Dataset items
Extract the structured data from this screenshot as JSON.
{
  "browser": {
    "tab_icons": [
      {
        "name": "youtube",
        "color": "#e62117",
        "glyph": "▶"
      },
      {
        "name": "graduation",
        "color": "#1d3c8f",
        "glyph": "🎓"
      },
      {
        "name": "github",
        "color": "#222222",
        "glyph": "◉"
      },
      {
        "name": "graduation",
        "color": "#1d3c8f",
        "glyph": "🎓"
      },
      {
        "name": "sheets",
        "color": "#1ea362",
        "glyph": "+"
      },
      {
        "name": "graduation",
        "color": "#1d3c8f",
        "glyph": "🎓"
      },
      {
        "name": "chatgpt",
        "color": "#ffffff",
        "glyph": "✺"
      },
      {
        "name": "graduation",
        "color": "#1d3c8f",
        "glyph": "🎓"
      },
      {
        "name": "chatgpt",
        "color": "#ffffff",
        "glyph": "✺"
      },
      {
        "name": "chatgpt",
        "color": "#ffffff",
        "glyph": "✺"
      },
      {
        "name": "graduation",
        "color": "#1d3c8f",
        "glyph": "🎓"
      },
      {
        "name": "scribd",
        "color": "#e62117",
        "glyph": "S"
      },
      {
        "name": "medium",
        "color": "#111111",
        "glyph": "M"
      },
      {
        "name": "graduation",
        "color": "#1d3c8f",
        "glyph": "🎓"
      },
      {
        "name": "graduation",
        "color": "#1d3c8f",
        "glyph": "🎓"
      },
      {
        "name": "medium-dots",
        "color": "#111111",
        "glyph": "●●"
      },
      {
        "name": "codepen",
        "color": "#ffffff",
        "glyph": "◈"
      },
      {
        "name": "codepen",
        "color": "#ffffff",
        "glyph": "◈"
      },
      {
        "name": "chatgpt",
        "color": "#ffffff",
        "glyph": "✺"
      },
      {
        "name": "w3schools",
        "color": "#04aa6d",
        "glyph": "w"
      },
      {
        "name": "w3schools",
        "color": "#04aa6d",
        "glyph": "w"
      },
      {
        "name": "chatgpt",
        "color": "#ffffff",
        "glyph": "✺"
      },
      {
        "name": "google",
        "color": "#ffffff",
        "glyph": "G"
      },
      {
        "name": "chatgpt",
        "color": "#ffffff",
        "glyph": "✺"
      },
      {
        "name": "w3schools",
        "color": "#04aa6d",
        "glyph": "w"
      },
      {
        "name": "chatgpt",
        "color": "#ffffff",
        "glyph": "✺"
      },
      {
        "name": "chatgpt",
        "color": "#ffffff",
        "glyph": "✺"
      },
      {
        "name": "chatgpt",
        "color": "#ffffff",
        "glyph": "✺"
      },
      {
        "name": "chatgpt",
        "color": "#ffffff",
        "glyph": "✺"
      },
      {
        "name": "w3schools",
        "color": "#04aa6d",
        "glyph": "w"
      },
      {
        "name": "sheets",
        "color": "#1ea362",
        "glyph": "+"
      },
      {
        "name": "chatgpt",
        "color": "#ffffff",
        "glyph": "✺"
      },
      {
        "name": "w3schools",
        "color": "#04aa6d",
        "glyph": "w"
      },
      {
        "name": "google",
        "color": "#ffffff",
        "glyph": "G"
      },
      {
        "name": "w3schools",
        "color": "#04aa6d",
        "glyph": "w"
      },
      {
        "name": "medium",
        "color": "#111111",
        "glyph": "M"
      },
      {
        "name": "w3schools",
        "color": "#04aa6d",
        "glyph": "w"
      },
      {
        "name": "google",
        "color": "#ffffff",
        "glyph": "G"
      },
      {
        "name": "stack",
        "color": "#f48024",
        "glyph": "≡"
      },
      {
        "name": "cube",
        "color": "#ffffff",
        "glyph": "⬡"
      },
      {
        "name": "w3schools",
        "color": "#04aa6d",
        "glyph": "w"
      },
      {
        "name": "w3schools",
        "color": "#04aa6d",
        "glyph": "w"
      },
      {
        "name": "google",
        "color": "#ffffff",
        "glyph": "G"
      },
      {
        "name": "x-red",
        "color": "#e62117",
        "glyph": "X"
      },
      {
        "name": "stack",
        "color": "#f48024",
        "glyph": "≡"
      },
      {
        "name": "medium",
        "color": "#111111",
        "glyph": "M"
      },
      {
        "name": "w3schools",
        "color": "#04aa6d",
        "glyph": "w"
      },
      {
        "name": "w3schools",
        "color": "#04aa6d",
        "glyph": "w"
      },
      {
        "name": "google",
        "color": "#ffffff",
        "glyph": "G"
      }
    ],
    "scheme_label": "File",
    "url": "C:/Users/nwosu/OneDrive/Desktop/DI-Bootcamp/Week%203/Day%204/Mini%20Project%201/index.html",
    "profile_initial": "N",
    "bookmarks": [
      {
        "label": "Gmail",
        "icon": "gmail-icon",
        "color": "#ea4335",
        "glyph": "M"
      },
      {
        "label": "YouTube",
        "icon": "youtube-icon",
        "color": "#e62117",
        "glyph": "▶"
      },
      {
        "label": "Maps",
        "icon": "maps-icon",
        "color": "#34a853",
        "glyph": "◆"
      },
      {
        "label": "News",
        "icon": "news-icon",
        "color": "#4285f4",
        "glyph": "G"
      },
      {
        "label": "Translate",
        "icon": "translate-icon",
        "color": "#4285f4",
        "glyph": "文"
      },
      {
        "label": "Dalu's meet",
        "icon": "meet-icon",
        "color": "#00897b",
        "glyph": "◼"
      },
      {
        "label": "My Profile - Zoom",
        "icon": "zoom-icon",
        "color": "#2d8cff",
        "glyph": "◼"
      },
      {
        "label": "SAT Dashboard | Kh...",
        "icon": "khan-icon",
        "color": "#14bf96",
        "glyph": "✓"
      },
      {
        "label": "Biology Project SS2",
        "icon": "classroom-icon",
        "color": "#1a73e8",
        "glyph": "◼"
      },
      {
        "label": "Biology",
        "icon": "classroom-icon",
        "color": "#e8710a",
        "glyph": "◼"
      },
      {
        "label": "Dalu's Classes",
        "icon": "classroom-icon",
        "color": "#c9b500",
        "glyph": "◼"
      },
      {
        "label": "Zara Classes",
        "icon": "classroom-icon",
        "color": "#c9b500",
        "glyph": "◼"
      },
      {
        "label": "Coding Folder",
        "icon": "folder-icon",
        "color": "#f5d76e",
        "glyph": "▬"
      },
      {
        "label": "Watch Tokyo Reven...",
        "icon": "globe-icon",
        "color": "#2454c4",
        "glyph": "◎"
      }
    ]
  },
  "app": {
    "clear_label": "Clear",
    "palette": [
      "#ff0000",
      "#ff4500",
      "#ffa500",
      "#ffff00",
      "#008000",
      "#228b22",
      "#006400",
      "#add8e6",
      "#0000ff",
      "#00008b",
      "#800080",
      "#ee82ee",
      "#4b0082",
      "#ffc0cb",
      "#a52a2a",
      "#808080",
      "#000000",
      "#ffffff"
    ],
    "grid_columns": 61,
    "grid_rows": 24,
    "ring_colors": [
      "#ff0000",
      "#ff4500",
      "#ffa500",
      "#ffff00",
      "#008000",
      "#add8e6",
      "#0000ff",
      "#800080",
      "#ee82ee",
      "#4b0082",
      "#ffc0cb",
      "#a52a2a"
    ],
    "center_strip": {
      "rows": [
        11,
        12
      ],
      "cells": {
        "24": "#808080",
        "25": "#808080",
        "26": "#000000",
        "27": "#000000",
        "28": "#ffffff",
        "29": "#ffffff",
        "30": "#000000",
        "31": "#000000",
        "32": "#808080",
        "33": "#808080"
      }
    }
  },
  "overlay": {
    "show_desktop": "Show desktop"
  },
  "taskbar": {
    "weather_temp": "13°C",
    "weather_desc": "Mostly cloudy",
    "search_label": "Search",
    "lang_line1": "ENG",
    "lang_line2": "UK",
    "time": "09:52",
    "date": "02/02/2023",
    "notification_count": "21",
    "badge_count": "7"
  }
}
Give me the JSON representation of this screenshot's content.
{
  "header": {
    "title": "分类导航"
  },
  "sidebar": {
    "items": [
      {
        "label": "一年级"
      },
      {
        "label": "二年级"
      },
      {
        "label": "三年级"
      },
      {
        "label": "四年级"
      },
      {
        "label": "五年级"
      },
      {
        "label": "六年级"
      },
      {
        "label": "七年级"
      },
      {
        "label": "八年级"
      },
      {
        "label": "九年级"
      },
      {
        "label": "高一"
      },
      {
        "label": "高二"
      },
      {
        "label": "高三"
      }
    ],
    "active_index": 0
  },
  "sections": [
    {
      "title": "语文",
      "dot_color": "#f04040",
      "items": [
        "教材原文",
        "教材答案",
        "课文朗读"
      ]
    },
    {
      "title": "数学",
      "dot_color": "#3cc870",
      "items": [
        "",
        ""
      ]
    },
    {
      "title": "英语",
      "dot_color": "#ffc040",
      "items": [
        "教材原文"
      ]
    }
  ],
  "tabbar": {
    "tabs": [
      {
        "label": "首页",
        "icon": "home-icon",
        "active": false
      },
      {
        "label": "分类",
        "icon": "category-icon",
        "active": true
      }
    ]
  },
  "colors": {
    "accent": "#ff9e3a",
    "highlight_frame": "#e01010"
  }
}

## Exercise details
Only the lines from the one containing "Give me the" to the end of the listing belong in the output, each reproduced exactly.

## Result
Give me the JSON representation of this screenshot's content.
{
  "header": {
    "title": "分类导航"
  },
  "sidebar": {
    "items": [
      {
        "label": "一年级"
      },
      {
        "label": "二年级"
      },
      {
        "label": "三年级"
      },
      {
        "label": "四年级"
      },
      {
        "label": "五年级"
      },
      {
        "label": "六年级"
      },
      {
        "label": "七年级"
      },
      {
        "label": "八年级"
      },
      {
        "label": "九年级"
      },
      {
        "label": "高一"
      },
      {
        "label": "高二"
      },
      {
        "label": "高三"
      }
    ],
    "active_index": 0
  },
  "sections": [
    {
      "title": "语文",
      "dot_color": "#f04040",
      "items": [
        "教材原文",
        "教材答案",
        "课文朗读"
      ]
    },
    {
      "title": "数学",
      "dot_color": "#3cc870",
      "items": [
        "",
        ""
      ]
    },
    {
      "title": "英语",
      "dot_color": "#ffc040",
      "items": [
        "教材原文"
      ]
    }
  ],
  "tabbar": {
    "tabs": [
      {
        "label": "首页",
        "icon": "home-icon",
        "active": false
      },
      {
        "label": "分类",
        "icon": "category-icon",
        "active": true
      }
    ]
  },
  "colors": {
    "accent": "#ff9e3a",
    "highlight_frame": "#e01010"
  }
}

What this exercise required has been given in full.